Gather each line in the entries that includes the string "Mean".

━━━━━ Given records

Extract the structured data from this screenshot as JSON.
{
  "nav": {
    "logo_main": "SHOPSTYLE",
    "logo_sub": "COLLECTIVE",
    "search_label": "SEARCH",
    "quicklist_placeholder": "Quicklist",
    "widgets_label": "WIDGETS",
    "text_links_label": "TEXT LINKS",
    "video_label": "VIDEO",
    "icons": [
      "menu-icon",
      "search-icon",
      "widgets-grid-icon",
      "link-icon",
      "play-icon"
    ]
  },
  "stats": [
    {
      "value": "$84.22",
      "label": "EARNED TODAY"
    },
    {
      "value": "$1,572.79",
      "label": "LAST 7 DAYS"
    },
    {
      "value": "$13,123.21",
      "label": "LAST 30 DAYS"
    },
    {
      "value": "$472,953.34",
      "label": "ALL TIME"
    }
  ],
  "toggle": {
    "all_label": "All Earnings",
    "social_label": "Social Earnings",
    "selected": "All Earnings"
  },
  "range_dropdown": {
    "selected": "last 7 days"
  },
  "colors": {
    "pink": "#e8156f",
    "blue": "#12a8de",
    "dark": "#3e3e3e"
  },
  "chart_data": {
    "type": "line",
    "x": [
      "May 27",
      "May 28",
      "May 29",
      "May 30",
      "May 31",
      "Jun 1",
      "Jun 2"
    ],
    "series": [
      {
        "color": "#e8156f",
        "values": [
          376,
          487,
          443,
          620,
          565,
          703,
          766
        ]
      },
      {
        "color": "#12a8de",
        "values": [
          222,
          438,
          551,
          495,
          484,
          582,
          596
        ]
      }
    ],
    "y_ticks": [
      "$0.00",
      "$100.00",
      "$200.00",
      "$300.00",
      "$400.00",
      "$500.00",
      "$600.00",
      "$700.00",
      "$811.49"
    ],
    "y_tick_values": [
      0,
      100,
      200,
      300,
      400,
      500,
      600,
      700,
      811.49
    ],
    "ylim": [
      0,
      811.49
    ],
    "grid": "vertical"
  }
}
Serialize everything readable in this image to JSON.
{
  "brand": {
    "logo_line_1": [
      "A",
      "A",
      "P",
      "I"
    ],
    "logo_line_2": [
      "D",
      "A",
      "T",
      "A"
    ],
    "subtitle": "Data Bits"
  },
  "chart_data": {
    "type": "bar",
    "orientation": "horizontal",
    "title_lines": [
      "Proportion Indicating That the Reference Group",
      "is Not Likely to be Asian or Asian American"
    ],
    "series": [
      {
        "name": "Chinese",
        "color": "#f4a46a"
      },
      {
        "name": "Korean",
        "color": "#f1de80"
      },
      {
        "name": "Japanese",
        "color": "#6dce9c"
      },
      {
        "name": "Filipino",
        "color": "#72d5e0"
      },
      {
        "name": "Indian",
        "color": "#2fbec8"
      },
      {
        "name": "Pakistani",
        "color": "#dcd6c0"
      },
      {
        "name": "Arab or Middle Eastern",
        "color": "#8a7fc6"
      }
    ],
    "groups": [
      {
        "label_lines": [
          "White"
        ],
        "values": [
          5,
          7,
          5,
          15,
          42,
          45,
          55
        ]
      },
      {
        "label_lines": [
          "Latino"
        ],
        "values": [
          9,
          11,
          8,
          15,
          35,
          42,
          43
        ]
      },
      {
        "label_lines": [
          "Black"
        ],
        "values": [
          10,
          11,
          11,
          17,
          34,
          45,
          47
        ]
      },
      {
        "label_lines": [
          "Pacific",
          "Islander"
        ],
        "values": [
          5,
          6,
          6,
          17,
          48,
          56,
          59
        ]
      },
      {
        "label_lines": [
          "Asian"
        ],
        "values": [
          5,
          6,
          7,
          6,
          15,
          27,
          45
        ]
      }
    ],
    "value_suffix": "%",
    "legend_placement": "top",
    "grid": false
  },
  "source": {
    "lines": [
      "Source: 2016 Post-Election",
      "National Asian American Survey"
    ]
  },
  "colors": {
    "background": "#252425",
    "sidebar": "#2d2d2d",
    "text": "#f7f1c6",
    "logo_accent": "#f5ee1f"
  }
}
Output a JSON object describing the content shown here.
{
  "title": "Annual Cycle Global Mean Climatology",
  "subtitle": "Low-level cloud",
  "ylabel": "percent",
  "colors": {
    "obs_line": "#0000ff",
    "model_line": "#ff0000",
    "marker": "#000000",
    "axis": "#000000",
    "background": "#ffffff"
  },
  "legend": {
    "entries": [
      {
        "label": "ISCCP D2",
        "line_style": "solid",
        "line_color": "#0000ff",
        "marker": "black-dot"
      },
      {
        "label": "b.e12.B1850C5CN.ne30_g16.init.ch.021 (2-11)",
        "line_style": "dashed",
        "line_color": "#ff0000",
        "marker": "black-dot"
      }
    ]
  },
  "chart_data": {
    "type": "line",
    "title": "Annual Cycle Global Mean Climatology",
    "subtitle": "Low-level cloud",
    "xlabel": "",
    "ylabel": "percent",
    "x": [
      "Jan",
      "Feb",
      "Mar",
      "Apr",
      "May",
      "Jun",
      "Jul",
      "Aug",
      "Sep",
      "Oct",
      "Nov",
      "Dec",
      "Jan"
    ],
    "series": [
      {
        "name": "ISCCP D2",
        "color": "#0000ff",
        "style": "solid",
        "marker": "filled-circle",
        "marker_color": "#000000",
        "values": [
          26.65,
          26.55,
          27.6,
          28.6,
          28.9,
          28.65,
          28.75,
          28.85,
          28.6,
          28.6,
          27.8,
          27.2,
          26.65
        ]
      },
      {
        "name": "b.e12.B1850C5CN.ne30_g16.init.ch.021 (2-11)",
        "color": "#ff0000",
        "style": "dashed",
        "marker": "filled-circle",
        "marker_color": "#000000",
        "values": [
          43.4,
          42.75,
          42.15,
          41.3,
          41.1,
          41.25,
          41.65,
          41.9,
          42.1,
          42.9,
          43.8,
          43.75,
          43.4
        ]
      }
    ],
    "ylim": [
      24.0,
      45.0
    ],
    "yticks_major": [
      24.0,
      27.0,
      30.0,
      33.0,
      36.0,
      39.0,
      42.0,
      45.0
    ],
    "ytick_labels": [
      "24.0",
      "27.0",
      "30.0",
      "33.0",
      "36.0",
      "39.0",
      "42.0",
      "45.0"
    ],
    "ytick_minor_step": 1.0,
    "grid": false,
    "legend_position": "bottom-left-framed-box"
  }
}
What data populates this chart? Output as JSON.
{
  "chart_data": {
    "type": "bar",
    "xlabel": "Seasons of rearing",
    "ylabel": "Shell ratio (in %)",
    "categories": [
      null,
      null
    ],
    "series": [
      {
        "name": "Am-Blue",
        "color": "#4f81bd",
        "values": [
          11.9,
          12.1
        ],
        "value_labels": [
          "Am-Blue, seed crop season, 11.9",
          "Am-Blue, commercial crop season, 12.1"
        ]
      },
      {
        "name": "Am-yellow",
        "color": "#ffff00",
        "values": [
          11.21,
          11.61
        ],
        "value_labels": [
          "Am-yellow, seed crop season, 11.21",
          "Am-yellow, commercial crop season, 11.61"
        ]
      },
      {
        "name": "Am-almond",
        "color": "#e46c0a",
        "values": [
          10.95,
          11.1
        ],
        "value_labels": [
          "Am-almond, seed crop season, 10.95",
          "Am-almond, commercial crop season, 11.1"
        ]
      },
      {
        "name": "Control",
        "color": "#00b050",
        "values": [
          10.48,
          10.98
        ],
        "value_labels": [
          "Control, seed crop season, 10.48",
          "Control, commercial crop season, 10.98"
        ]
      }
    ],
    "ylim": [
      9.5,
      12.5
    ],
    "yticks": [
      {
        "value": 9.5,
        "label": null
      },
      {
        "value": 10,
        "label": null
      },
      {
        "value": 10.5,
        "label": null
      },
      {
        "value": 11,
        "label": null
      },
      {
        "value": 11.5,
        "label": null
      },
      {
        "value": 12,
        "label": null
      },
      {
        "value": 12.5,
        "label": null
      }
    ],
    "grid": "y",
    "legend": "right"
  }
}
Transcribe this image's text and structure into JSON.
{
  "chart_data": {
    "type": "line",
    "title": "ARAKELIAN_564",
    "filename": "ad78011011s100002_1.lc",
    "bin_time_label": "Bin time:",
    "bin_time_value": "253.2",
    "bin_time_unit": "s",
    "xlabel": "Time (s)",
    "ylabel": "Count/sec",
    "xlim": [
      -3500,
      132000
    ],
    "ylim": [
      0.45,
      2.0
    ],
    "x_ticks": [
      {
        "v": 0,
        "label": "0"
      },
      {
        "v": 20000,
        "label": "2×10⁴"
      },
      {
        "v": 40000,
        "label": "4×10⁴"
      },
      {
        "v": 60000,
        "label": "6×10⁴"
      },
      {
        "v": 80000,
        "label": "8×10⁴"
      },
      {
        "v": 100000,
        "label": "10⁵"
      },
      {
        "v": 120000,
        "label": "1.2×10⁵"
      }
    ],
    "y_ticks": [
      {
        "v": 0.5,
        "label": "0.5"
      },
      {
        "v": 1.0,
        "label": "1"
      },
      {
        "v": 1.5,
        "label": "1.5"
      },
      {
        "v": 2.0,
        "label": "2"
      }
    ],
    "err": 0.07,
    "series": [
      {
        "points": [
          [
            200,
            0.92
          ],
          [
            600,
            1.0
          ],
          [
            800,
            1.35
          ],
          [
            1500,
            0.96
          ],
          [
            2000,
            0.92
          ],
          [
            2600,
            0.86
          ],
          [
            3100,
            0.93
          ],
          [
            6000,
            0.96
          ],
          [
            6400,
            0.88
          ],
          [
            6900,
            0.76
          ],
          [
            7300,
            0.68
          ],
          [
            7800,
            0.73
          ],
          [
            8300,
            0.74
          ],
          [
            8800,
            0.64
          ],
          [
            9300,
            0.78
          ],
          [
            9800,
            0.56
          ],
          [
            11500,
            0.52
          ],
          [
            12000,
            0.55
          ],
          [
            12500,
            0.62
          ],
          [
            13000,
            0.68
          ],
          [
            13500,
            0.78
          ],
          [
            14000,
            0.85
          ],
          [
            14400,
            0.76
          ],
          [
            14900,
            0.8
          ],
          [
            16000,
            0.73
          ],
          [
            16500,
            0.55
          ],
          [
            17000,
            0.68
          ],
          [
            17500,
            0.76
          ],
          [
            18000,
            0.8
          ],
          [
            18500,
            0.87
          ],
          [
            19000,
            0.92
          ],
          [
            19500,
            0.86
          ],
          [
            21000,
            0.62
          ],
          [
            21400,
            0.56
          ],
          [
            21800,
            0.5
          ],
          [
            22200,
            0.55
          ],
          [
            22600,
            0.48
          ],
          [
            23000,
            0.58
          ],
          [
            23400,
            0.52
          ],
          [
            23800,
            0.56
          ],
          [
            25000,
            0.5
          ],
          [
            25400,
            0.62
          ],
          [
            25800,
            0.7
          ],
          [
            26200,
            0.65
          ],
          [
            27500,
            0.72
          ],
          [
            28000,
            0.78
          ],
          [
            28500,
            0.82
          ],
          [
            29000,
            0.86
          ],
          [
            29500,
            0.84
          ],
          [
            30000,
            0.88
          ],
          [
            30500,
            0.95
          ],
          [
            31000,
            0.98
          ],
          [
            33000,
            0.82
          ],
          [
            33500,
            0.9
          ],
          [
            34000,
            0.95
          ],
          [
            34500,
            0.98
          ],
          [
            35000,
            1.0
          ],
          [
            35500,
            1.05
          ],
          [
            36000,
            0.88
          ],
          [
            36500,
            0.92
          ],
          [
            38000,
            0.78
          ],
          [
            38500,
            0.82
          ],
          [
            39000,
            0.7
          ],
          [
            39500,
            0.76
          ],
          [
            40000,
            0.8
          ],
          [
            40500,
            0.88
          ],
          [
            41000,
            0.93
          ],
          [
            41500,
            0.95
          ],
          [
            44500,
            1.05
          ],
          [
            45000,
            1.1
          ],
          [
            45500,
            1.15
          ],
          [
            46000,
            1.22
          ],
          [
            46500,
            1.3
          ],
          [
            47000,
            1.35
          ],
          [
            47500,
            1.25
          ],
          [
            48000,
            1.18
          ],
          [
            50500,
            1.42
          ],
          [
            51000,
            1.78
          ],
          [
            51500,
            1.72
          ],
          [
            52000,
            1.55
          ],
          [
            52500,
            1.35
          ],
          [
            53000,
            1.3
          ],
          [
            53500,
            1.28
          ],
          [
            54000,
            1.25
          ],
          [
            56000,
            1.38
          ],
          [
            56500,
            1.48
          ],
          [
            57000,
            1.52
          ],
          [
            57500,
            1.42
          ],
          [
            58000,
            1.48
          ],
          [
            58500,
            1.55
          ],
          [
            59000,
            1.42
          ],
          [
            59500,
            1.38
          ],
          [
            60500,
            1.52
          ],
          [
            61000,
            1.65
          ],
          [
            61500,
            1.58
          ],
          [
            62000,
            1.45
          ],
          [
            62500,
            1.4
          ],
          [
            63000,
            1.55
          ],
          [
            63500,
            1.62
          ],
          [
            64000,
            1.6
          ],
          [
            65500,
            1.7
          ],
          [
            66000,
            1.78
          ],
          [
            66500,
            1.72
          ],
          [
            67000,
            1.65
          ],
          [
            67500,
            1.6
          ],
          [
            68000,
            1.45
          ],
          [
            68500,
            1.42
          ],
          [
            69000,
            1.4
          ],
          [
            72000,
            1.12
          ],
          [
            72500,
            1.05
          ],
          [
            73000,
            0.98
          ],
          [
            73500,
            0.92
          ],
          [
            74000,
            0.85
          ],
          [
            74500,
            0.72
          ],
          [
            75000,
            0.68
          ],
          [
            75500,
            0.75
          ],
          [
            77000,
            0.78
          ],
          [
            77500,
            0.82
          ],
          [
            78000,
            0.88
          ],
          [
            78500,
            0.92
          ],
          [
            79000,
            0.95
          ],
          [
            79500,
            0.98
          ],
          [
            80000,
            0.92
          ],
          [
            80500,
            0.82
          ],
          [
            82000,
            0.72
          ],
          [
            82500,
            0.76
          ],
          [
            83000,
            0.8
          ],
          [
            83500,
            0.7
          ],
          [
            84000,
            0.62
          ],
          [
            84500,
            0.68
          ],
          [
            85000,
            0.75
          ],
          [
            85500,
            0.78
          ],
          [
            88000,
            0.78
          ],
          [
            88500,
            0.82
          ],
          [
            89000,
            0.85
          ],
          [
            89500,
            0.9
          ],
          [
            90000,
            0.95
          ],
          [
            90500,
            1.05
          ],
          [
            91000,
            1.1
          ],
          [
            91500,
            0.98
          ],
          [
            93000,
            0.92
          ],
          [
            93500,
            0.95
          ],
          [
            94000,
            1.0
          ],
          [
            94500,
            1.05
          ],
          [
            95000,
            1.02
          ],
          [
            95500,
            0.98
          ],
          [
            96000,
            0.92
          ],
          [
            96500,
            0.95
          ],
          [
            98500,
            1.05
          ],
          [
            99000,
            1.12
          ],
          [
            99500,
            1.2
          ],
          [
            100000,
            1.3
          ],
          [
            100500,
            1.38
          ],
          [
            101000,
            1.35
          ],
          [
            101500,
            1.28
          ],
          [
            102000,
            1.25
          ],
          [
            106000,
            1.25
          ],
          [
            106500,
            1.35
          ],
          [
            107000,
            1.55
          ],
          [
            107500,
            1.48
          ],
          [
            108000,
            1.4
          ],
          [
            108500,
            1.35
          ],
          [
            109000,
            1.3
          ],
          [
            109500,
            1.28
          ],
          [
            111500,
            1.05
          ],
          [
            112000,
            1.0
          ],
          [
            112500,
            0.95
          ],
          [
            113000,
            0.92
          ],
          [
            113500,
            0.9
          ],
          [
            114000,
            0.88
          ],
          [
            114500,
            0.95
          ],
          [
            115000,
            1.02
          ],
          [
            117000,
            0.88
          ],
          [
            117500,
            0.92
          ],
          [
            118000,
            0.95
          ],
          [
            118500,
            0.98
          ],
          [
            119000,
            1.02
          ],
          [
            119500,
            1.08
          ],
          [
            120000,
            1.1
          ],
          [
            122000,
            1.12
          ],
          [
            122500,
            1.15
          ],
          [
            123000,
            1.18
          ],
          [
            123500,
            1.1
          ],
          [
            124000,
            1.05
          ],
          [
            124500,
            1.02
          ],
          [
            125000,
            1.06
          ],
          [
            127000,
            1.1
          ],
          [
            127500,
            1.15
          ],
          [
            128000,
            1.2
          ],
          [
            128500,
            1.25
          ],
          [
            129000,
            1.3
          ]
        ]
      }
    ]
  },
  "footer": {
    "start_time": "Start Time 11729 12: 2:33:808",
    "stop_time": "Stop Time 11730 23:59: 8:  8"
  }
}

━━━━━━━━━━

§ Task answer:
  "title": "Annual Cycle Global Mean Climatology",
    "title": "Annual Cycle Global Mean Climatology",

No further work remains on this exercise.